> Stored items
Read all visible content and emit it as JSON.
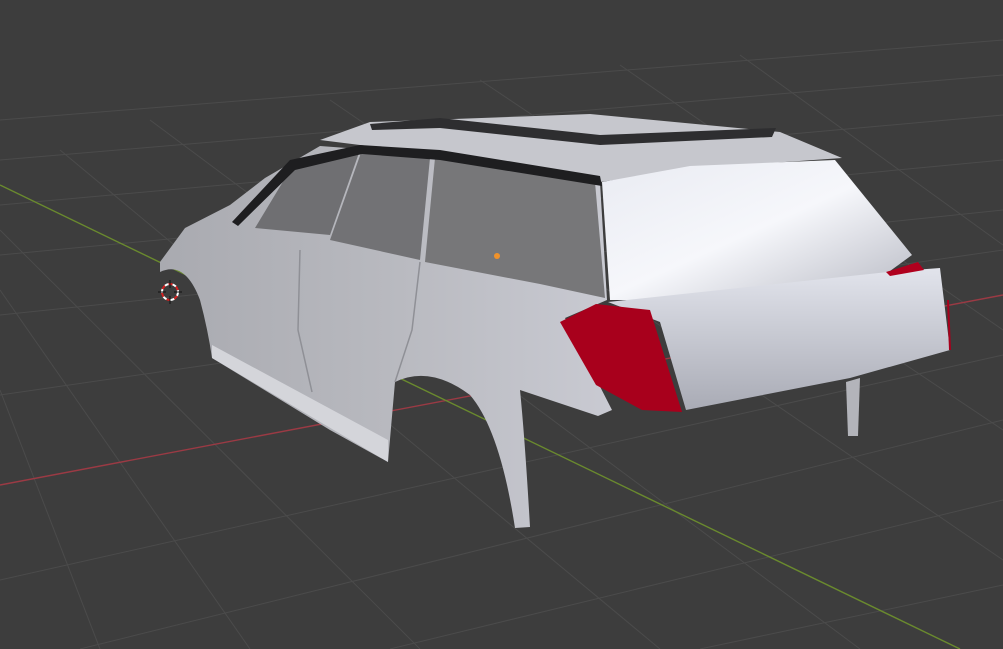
{
  "viewport": {
    "background": "#3d3d3d",
    "grid_color": "#4a4a4a",
    "x_axis_color": "#9b3a44",
    "y_axis_color": "#6a8a2e",
    "origin_color": "#f0922a"
  },
  "model": {
    "body_color": "#b9bac0",
    "window_color": "#6f6f72",
    "taillight_color": "#a8001c"
  }
}
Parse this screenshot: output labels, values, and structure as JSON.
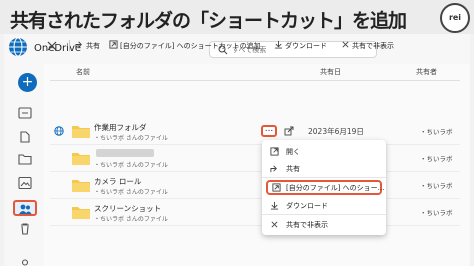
{
  "headline": {
    "text": "共有されたフォルダの「ショートカット」を追加",
    "logo_text": "rei"
  },
  "app": {
    "title": "OneDrive",
    "search_placeholder": "すべて検索"
  },
  "toolbar": {
    "copy_link": "共有",
    "add_shortcut": "[自分のファイル] へのショートカットの追加",
    "download": "ダウンロード",
    "hide_shared": "共有で非表示"
  },
  "columns": {
    "name": "名前",
    "shared_date": "共有日",
    "owner": "共有者"
  },
  "files": [
    {
      "name": "作業用フォルダ",
      "subtitle": "・ちいラボ さんのファイル",
      "shared_date": "2023年6月19日",
      "owner": "・ちいラボ"
    },
    {
      "name": "",
      "subtitle": "・ちいラボ さんのファイル",
      "shared_date": "",
      "owner": "・ちいラボ"
    },
    {
      "name": "カメラ ロール",
      "subtitle": "・ちいラボ さんのファイル",
      "shared_date": "",
      "owner": "・ちいラボ"
    },
    {
      "name": "スクリーンショット",
      "subtitle": "・ちいラボ さんのファイル",
      "shared_date": "",
      "owner": "・ちいラボ"
    }
  ],
  "more_button": "...",
  "context_menu": {
    "open": "開く",
    "share": "共有",
    "add_shortcut": "[自分のファイル] へのショー...",
    "download": "ダウンロード",
    "hide_shared": "共有で非表示"
  },
  "colors": {
    "accent": "#0f6cbd",
    "highlight": "#e4573a",
    "folder": "#f4c94f"
  }
}
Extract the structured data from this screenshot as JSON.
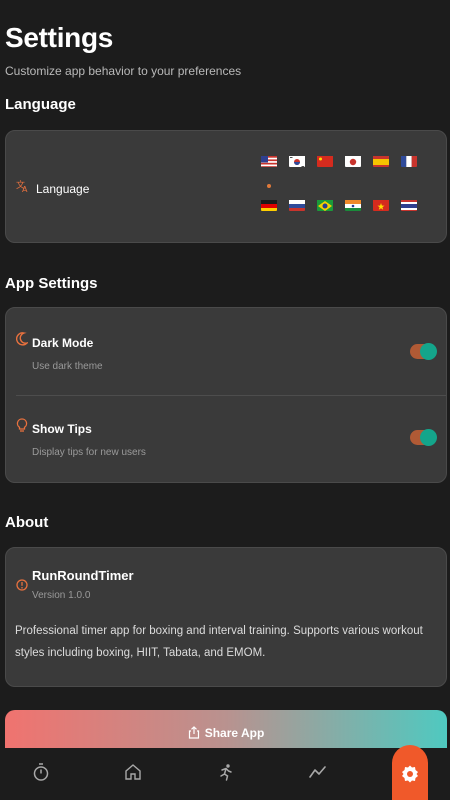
{
  "header": {
    "title": "Settings",
    "subtitle": "Customize app behavior to your preferences"
  },
  "language_section": {
    "title": "Language",
    "label": "Language",
    "icon": "translate-icon",
    "flags": [
      "us",
      "kr",
      "cn",
      "jp",
      "es",
      "fr",
      "de",
      "ru",
      "br",
      "in",
      "vn",
      "th"
    ],
    "selected": "us"
  },
  "app_settings": {
    "title": "App Settings",
    "items": [
      {
        "name": "Dark Mode",
        "desc": "Use dark theme",
        "icon": "moon-icon",
        "enabled": true
      },
      {
        "name": "Show Tips",
        "desc": "Display tips for new users",
        "icon": "lightbulb-icon",
        "enabled": true
      }
    ]
  },
  "about": {
    "title": "About",
    "app_name": "RunRoundTimer",
    "version": "Version 1.0.0",
    "description": "Professional timer app for boxing and interval training. Supports various workout styles including boxing, HIIT, Tabata, and EMOM."
  },
  "share": {
    "label": "Share App",
    "icon": "share-icon"
  },
  "tabbar": {
    "tabs": [
      "timer-icon",
      "home-icon",
      "runner-icon",
      "stats-icon",
      "settings-icon"
    ],
    "active": "settings-icon"
  },
  "colors": {
    "background": "#1c1c1c",
    "card": "#3a3a3a",
    "accent": "#f0592a",
    "toggle_track": "#b05a35",
    "toggle_knob": "#14a58b"
  }
}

> Written request
Every record gets retyped exactly; no picture goes into the copy.

> Task output
Read all visible content and emit it as JSON.
{
  "viewport": {
    "background": "#3d3d3d",
    "grid_color": "#4a4a4a",
    "x_axis_color": "#9b3a44",
    "y_axis_color": "#6a8a2e",
    "origin_color": "#f0922a"
  },
  "model": {
    "body_color": "#b9bac0",
    "window_color": "#6f6f72",
    "taillight_color": "#a8001c"
  }
}
Parse this screenshot: output labels, values, and structure as JSON.
{
  "headline": {
    "text": "共有されたフォルダの「ショートカット」を追加",
    "logo_text": "rei"
  },
  "app": {
    "title": "OneDrive",
    "search_placeholder": "すべて検索"
  },
  "toolbar": {
    "copy_link": "共有",
    "add_shortcut": "[自分のファイル] へのショートカットの追加",
    "download": "ダウンロード",
    "hide_shared": "共有で非表示"
  },
  "columns": {
    "name": "名前",
    "shared_date": "共有日",
    "owner": "共有者"
  },
  "files": [
    {
      "name": "作業用フォルダ",
      "subtitle": "・ちいラボ さんのファイル",
      "shared_date": "2023年6月19日",
      "owner": "・ちいラボ"
    },
    {
      "name": "",
      "subtitle": "・ちいラボ さんのファイル",
      "shared_date": "",
      "owner": "・ちいラボ"
    },
    {
      "name": "カメラ ロール",
      "subtitle": "・ちいラボ さんのファイル",
      "shared_date": "",
      "owner": "・ちいラボ"
    },
    {
      "name": "スクリーンショット",
      "subtitle": "・ちいラボ さんのファイル",
      "shared_date": "",
      "owner": "・ちいラボ"
    }
  ],
  "more_button": "...",
  "context_menu": {
    "open": "開く",
    "share": "共有",
    "add_shortcut": "[自分のファイル] へのショー...",
    "download": "ダウンロード",
    "hide_shared": "共有で非表示"
  },
  "colors": {
    "accent": "#0f6cbd",
    "highlight": "#e4573a",
    "folder": "#f4c94f"
  }
}
Extract the structured data from this screenshot as JSON.
{
  "header": {
    "title": "Settings",
    "subtitle": "Customize app behavior to your preferences"
  },
  "language_section": {
    "title": "Language",
    "label": "Language",
    "icon": "translate-icon",
    "flags": [
      "us",
      "kr",
      "cn",
      "jp",
      "es",
      "fr",
      "de",
      "ru",
      "br",
      "in",
      "vn",
      "th"
    ],
    "selected": "us"
  },
  "app_settings": {
    "title": "App Settings",
    "items": [
      {
        "name": "Dark Mode",
        "desc": "Use dark theme",
        "icon": "moon-icon",
        "enabled": true
      },
      {
        "name": "Show Tips",
        "desc": "Display tips for new users",
        "icon": "lightbulb-icon",
        "enabled": true
      }
    ]
  },
  "about": {
    "title": "About",
    "app_name": "RunRoundTimer",
    "version": "Version 1.0.0",
    "description": "Professional timer app for boxing and interval training. Supports various workout styles including boxing, HIIT, Tabata, and EMOM."
  },
  "share": {
    "label": "Share App",
    "icon": "share-icon"
  },
  "tabbar": {
    "tabs": [
      "timer-icon",
      "home-icon",
      "runner-icon",
      "stats-icon",
      "settings-icon"
    ],
    "active": "settings-icon"
  },
  "colors": {
    "background": "#1c1c1c",
    "card": "#3a3a3a",
    "accent": "#f0592a",
    "toggle_track": "#b05a35",
    "toggle_knob": "#14a58b"
  }
}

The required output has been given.